**Written task**
Write out the data again exactly, skipping every picture.

◆ ◆ ◆ ◆

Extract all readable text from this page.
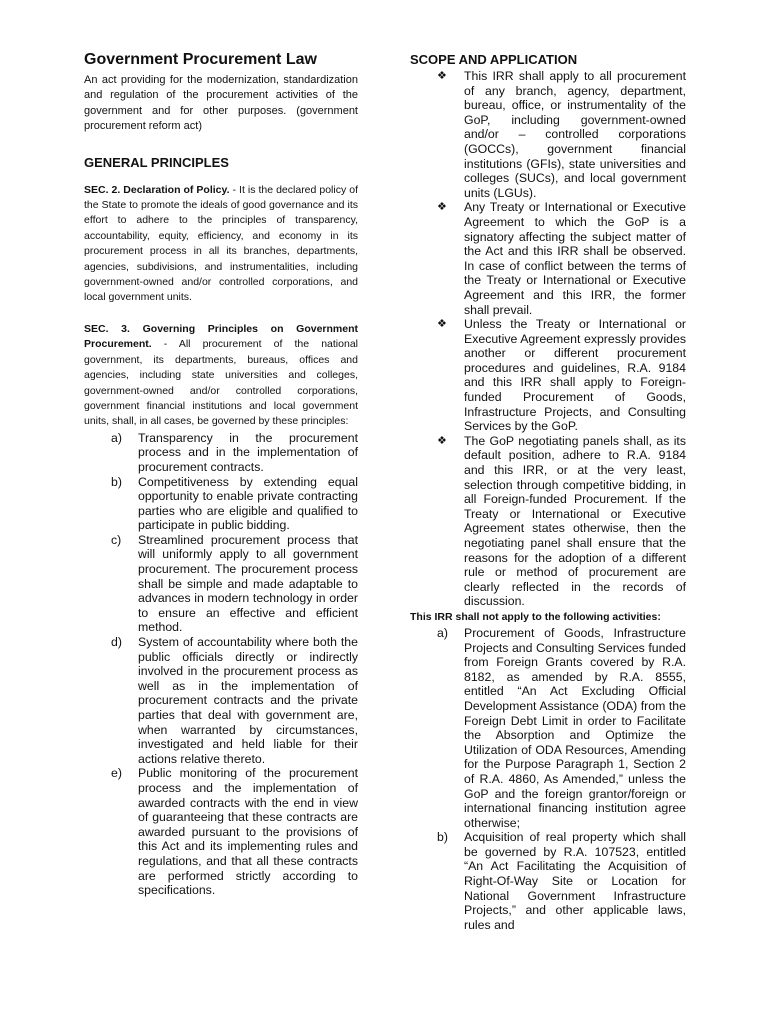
Government Procurement Law

An act providing for the modernization, standardization and regulation of the procurement activities of the government and for other purposes. (government procurement reform act)

GENERAL PRINCIPLES

SEC. 2. Declaration of Policy. - It is the declared policy of the State to promote the ideals of good governance and its effort to adhere to the principles of transparency, accountability, equity, efficiency, and economy in its procurement process in all its branches, departments, agencies, subdivisions, and instrumentalities, including government-owned and/or controlled corporations, and local government units.

SEC. 3. Governing Principles on Government Procurement. - All procurement of the national government, its departments, bureaus, offices and agencies, including state universities and colleges, government-owned and/or controlled corporations, government financial institutions and local government units, shall, in all cases, be governed by these principles:

a) Transparency in the procurement process and in the implementation of procurement contracts.
b) Competitiveness by extending equal opportunity to enable private contracting parties who are eligible and qualified to participate in public bidding.
c) Streamlined procurement process that will uniformly apply to all government procurement. The procurement process shall be simple and made adaptable to advances in modern technology in order to ensure an effective and efficient method.
d) System of accountability where both the public officials directly or indirectly involved in the procurement process as well as in the implementation of procurement contracts and the private parties that deal with government are, when warranted by circumstances, investigated and held liable for their actions relative thereto.
e) Public monitoring of the procurement process and the implementation of awarded contracts with the end in view of guaranteeing that these contracts are awarded pursuant to the provisions of this Act and its implementing rules and regulations, and that all these contracts are performed strictly according to specifications.
SCOPE AND APPLICATION
❖ This IRR shall apply to all procurement of any branch, agency, department, bureau, office, or instrumentality of the GoP, including government-owned and/or – controlled corporations (GOCCs), government financial institutions (GFIs), state universities and colleges (SUCs), and local government units (LGUs).
❖ Any Treaty or International or Executive Agreement to which the GoP is a signatory affecting the subject matter of the Act and this IRR shall be observed. In case of conflict between the terms of the Treaty or International or Executive Agreement and this IRR, the former shall prevail.
❖ Unless the Treaty or International or Executive Agreement expressly provides another or different procurement procedures and guidelines, R.A. 9184 and this IRR shall apply to Foreign-funded Procurement of Goods, Infrastructure Projects, and Consulting Services by the GoP.
❖ The GoP negotiating panels shall, as its default position, adhere to R.A. 9184 and this IRR, or at the very least, selection through competitive bidding, in all Foreign-funded Procurement. If the Treaty or International or Executive Agreement states otherwise, then the negotiating panel shall ensure that the reasons for the adoption of a different rule or method of procurement are clearly reflected in the records of discussion.

This IRR shall not apply to the following activities:

a) Procurement of Goods, Infrastructure Projects and Consulting Services funded from Foreign Grants covered by R.A. 8182, as amended by R.A. 8555, entitled “An Act Excluding Official Development Assistance (ODA) from the Foreign Debt Limit in order to Facilitate the Absorption and Optimize the Utilization of ODA Resources, Amending for the Purpose Paragraph 1, Section 2 of R.A. 4860, As Amended,” unless the GoP and the foreign grantor/foreign or international financing institution agree otherwise;
b) Acquisition of real property which shall be governed by R.A. 107523, entitled “An Act Facilitating the Acquisition of Right-Of-Way Site or Location for National Government Infrastructure Projects,” and other applicable laws, rules and
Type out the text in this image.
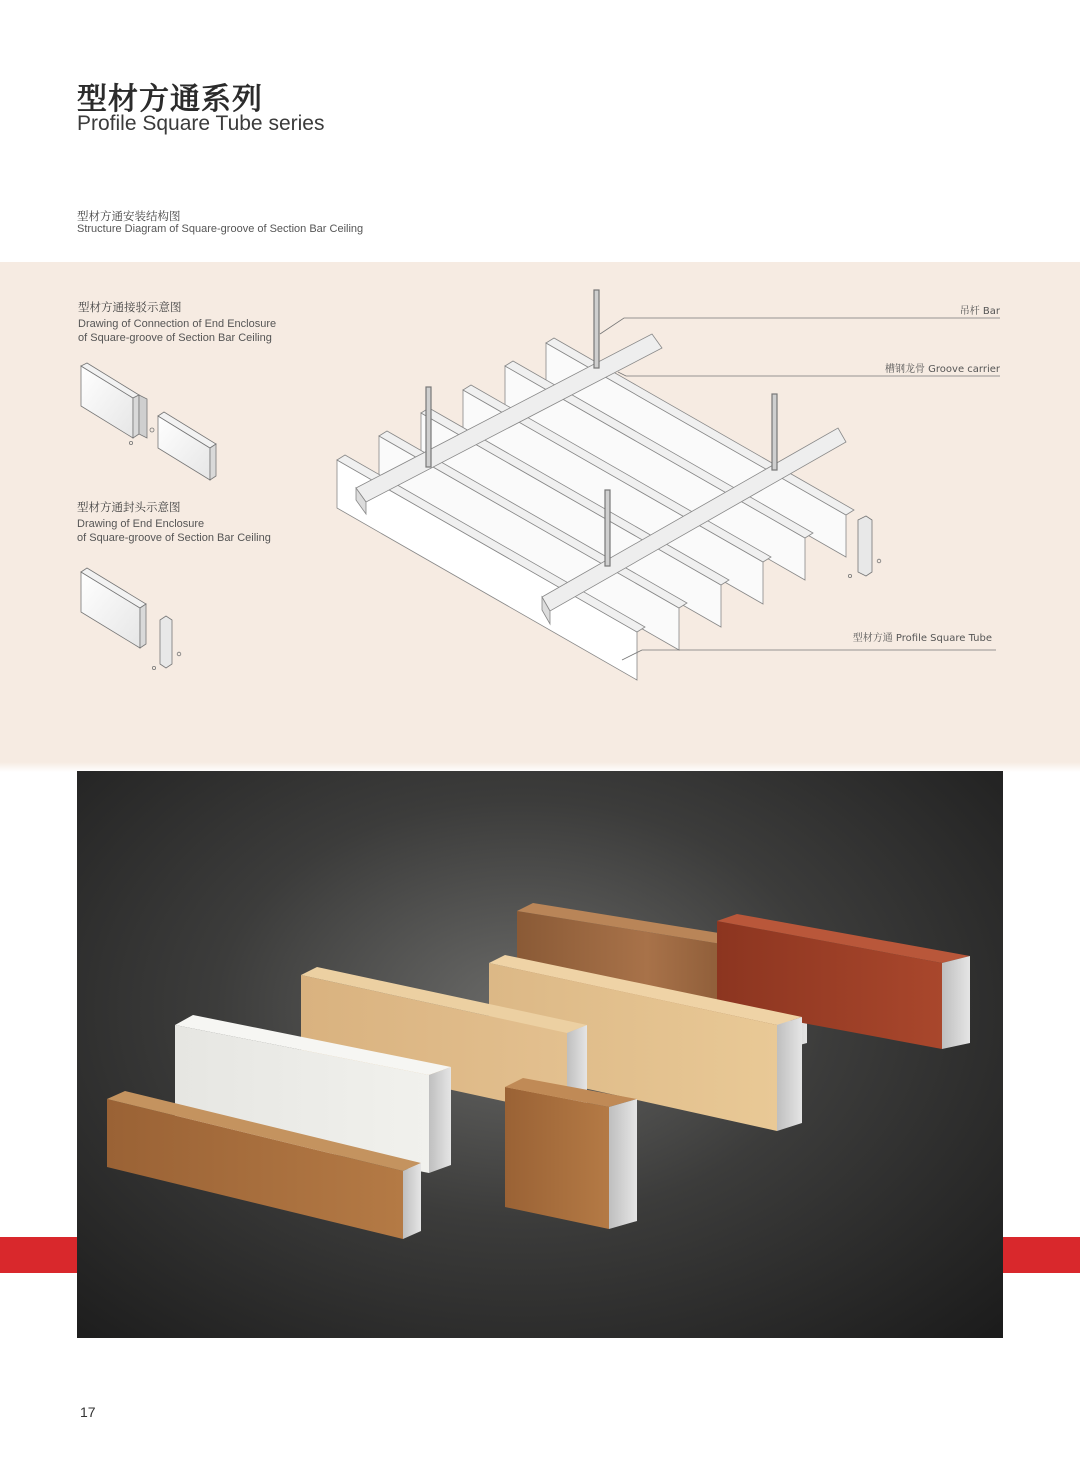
型材方通系列
Profile Square Tube series
型材方通安装结构图
Structure Diagram of Square-groove of Section Bar Ceiling
型材方通接驳示意图
Drawing of Connection of End Enclosure
of Square-groove of Section Bar Ceiling
型材方通封头示意图
Drawing of End Enclosure
of Square-groove of Section Bar Ceiling
吊杆 Bar
槽钢龙骨 Groove carrier
型材方通 Profile Square Tube
17
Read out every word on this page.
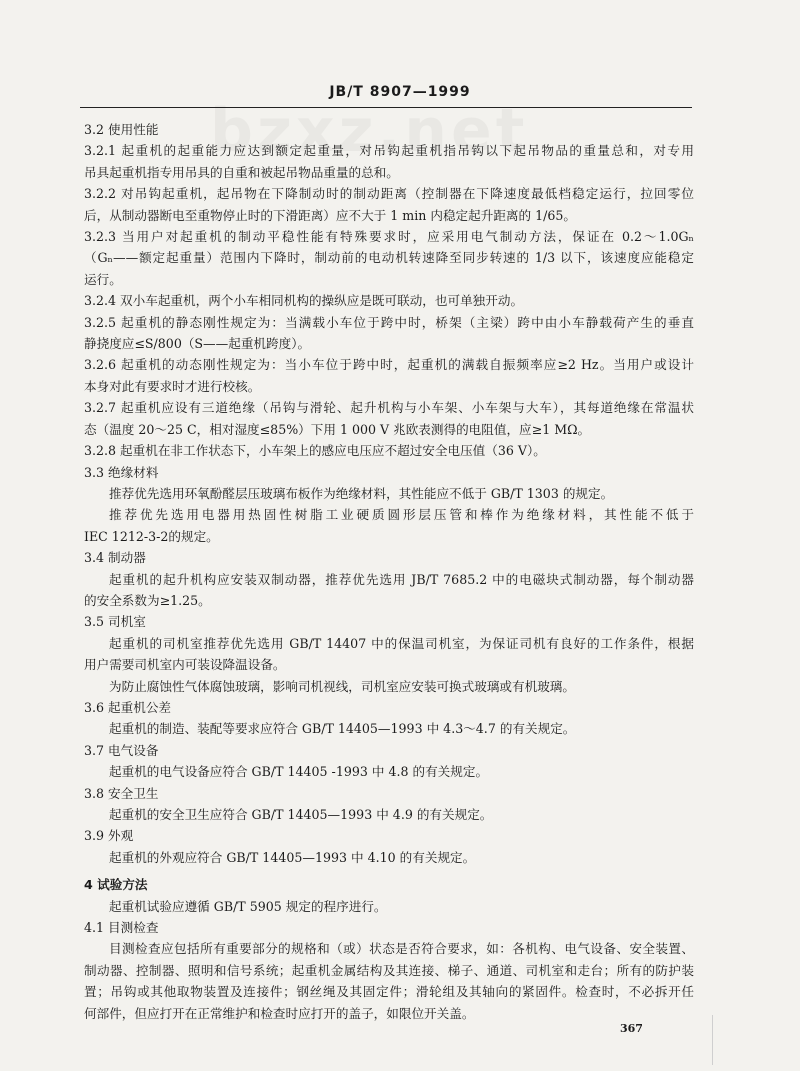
JB/T 8907—1999
3.2 使用性能
3.2.1 起重机的起重能力应达到额定起重量，对吊钩起重机指吊钩以下起吊物品的重量总和，对专用
吊具起重机指专用吊具的自重和被起吊物品重量的总和。
3.2.2 对吊钩起重机，起吊物在下降制动时的制动距离（控制器在下降速度最低档稳定运行，拉回零位
后，从制动器断电至重物停止时的下滑距离）应不大于 1 min 内稳定起升距离的 1/65。
3.2.3 当用户对起重机的制动平稳性能有特殊要求时，应采用电气制动方法，保证在 0.2～1.0Gₙ
（Gₙ——额定起重量）范围内下降时，制动前的电动机转速降至同步转速的 1/3 以下，该速度应能稳定
运行。
3.2.4 双小车起重机，两个小车相同机构的操纵应是既可联动，也可单独开动。
3.2.5 起重机的静态刚性规定为：当满载小车位于跨中时，桥架（主梁）跨中由小车静载荷产生的垂直
静挠度应≤S/800（S——起重机跨度）。
3.2.6 起重机的动态刚性规定为：当小车位于跨中时，起重机的满载自振频率应≥2 Hz。当用户或设计
本身对此有要求时才进行校核。
3.2.7 起重机应设有三道绝缘（吊钩与滑轮、起升机构与小车架、小车架与大车），其每道绝缘在常温状
态（温度 20～25 C，相对湿度≤85%）下用 1 000 V 兆欧表测得的电阻值，应≥1 MΩ。
3.2.8 起重机在非工作状态下，小车架上的感应电压应不超过安全电压值（36 V）。
3.3 绝缘材料
推荐优先选用环氧酚醛层压玻璃布板作为绝缘材料，其性能应不低于 GB/T 1303 的规定。
推荐优先选用电器用热固性树脂工业硬质圆形层压管和棒作为绝缘材料，其性能不低于
IEC 1212-3-2的规定。
3.4 制动器
起重机的起升机构应安装双制动器，推荐优先选用 JB/T 7685.2 中的电磁块式制动器，每个制动器
的安全系数为≥1.25。
3.5 司机室
起重机的司机室推荐优先选用 GB/T 14407 中的保温司机室，为保证司机有良好的工作条件，根据
用户需要司机室内可装设降温设备。
为防止腐蚀性气体腐蚀玻璃，影响司机视线，司机室应安装可换式玻璃或有机玻璃。
3.6 起重机公差
起重机的制造、装配等要求应符合 GB/T 14405—1993 中 4.3～4.7 的有关规定。
3.7 电气设备
起重机的电气设备应符合 GB/T 14405 -1993 中 4.8 的有关规定。
3.8 安全卫生
起重机的安全卫生应符合 GB/T 14405—1993 中 4.9 的有关规定。
3.9 外观
起重机的外观应符合 GB/T 14405—1993 中 4.10 的有关规定。
4 试验方法
起重机试验应遵循 GB/T 5905 规定的程序进行。
4.1 目测检查
目测检查应包括所有重要部分的规格和（或）状态是否符合要求，如：各机构、电气设备、安全装置、
制动器、控制器、照明和信号系统；起重机金属结构及其连接、梯子、通道、司机室和走台；所有的防护装
置；吊钩或其他取物装置及连接件；钢丝绳及其固定件；滑轮组及其轴向的紧固件。检查时，不必拆开任
何部件，但应打开在正常维护和检查时应打开的盖子，如限位开关盖。
367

◆ ◆ ◆ ◆

**Solution for this problem**
Extract all readable text from this page.
Government Procurement Law

An act providing for the modernization, standardization and regulation of the procurement activities of the government and for other purposes. (government procurement reform act)

GENERAL PRINCIPLES

SEC. 2. Declaration of Policy. - It is the declared policy of the State to promote the ideals of good governance and its effort to adhere to the principles of transparency, accountability, equity, efficiency, and economy in its procurement process in all its branches, departments, agencies, subdivisions, and instrumentalities, including government-owned and/or controlled corporations, and local government units.

SEC. 3. Governing Principles on Government Procurement. - All procurement of the national government, its departments, bureaus, offices and agencies, including state universities and colleges, government-owned and/or controlled corporations, government financial institutions and local government units, shall, in all cases, be governed by these principles:

a) Transparency in the procurement process and in the implementation of procurement contracts.
b) Competitiveness by extending equal opportunity to enable private contracting parties who are eligible and qualified to participate in public bidding.
c) Streamlined procurement process that will uniformly apply to all government procurement. The procurement process shall be simple and made adaptable to advances in modern technology in order to ensure an effective and efficient method.
d) System of accountability where both the public officials directly or indirectly involved in the procurement process as well as in the implementation of procurement contracts and the private parties that deal with government are, when warranted by circumstances, investigated and held liable for their actions relative thereto.
e) Public monitoring of the procurement process and the implementation of awarded contracts with the end in view of guaranteeing that these contracts are awarded pursuant to the provisions of this Act and its implementing rules and regulations, and that all these contracts are performed strictly according to specifications.
SCOPE AND APPLICATION
❖ This IRR shall apply to all procurement of any branch, agency, department, bureau, office, or instrumentality of the GoP, including government-owned and/or – controlled corporations (GOCCs), government financial institutions (GFIs), state universities and colleges (SUCs), and local government units (LGUs).
❖ Any Treaty or International or Executive Agreement to which the GoP is a signatory affecting the subject matter of the Act and this IRR shall be observed. In case of conflict between the terms of the Treaty or International or Executive Agreement and this IRR, the former shall prevail.
❖ Unless the Treaty or International or Executive Agreement expressly provides another or different procurement procedures and guidelines, R.A. 9184 and this IRR shall apply to Foreign-funded Procurement of Goods, Infrastructure Projects, and Consulting Services by the GoP.
❖ The GoP negotiating panels shall, as its default position, adhere to R.A. 9184 and this IRR, or at the very least, selection through competitive bidding, in all Foreign-funded Procurement. If the Treaty or International or Executive Agreement states otherwise, then the negotiating panel shall ensure that the reasons for the adoption of a different rule or method of procurement are clearly reflected in the records of discussion.

This IRR shall not apply to the following activities:

a) Procurement of Goods, Infrastructure Projects and Consulting Services funded from Foreign Grants covered by R.A. 8182, as amended by R.A. 8555, entitled “An Act Excluding Official Development Assistance (ODA) from the Foreign Debt Limit in order to Facilitate the Absorption and Optimize the Utilization of ODA Resources, Amending for the Purpose Paragraph 1, Section 2 of R.A. 4860, As Amended,” unless the GoP and the foreign grantor/foreign or international financing institution agree otherwise;
b) Acquisition of real property which shall be governed by R.A. 107523, entitled “An Act Facilitating the Acquisition of Right-Of-Way Site or Location for National Government Infrastructure Projects,” and other applicable laws, rules and
Type out the text in this image.
型材方通系列
Profile Square Tube series
型材方通安装结构图
Structure Diagram of Square-groove of Section Bar Ceiling
型材方通接驳示意图
Drawing of Connection of End Enclosure
of Square-groove of Section Bar Ceiling
型材方通封头示意图
Drawing of End Enclosure
of Square-groove of Section Bar Ceiling
吊杆 Bar
槽钢龙骨 Groove carrier
型材方通 Profile Square Tube
17
Read out every word on this page.
JB/T 8907—1999
3.2 使用性能
3.2.1 起重机的起重能力应达到额定起重量，对吊钩起重机指吊钩以下起吊物品的重量总和，对专用
吊具起重机指专用吊具的自重和被起吊物品重量的总和。
3.2.2 对吊钩起重机，起吊物在下降制动时的制动距离（控制器在下降速度最低档稳定运行，拉回零位
后，从制动器断电至重物停止时的下滑距离）应不大于 1 min 内稳定起升距离的 1/65。
3.2.3 当用户对起重机的制动平稳性能有特殊要求时，应采用电气制动方法，保证在 0.2～1.0Gₙ
（Gₙ——额定起重量）范围内下降时，制动前的电动机转速降至同步转速的 1/3 以下，该速度应能稳定
运行。
3.2.4 双小车起重机，两个小车相同机构的操纵应是既可联动，也可单独开动。
3.2.5 起重机的静态刚性规定为：当满载小车位于跨中时，桥架（主梁）跨中由小车静载荷产生的垂直
静挠度应≤S/800（S——起重机跨度）。
3.2.6 起重机的动态刚性规定为：当小车位于跨中时，起重机的满载自振频率应≥2 Hz。当用户或设计
本身对此有要求时才进行校核。
3.2.7 起重机应设有三道绝缘（吊钩与滑轮、起升机构与小车架、小车架与大车），其每道绝缘在常温状
态（温度 20～25 C，相对湿度≤85%）下用 1 000 V 兆欧表测得的电阻值，应≥1 MΩ。
3.2.8 起重机在非工作状态下，小车架上的感应电压应不超过安全电压值（36 V）。
3.3 绝缘材料
推荐优先选用环氧酚醛层压玻璃布板作为绝缘材料，其性能应不低于 GB/T 1303 的规定。
推荐优先选用电器用热固性树脂工业硬质圆形层压管和棒作为绝缘材料，其性能不低于
IEC 1212-3-2的规定。
3.4 制动器
起重机的起升机构应安装双制动器，推荐优先选用 JB/T 7685.2 中的电磁块式制动器，每个制动器
的安全系数为≥1.25。
3.5 司机室
起重机的司机室推荐优先选用 GB/T 14407 中的保温司机室，为保证司机有良好的工作条件，根据
用户需要司机室内可装设降温设备。
为防止腐蚀性气体腐蚀玻璃，影响司机视线，司机室应安装可换式玻璃或有机玻璃。
3.6 起重机公差
起重机的制造、装配等要求应符合 GB/T 14405—1993 中 4.3～4.7 的有关规定。
3.7 电气设备
起重机的电气设备应符合 GB/T 14405 -1993 中 4.8 的有关规定。
3.8 安全卫生
起重机的安全卫生应符合 GB/T 14405—1993 中 4.9 的有关规定。
3.9 外观
起重机的外观应符合 GB/T 14405—1993 中 4.10 的有关规定。
4 试验方法
起重机试验应遵循 GB/T 5905 规定的程序进行。
4.1 目测检查
目测检查应包括所有重要部分的规格和（或）状态是否符合要求，如：各机构、电气设备、安全装置、
制动器、控制器、照明和信号系统；起重机金属结构及其连接、梯子、通道、司机室和走台；所有的防护装
置；吊钩或其他取物装置及连接件；钢丝绳及其固定件；滑轮组及其轴向的紧固件。检查时，不必拆开任
何部件，但应打开在正常维护和检查时应打开的盖子，如限位开关盖。
367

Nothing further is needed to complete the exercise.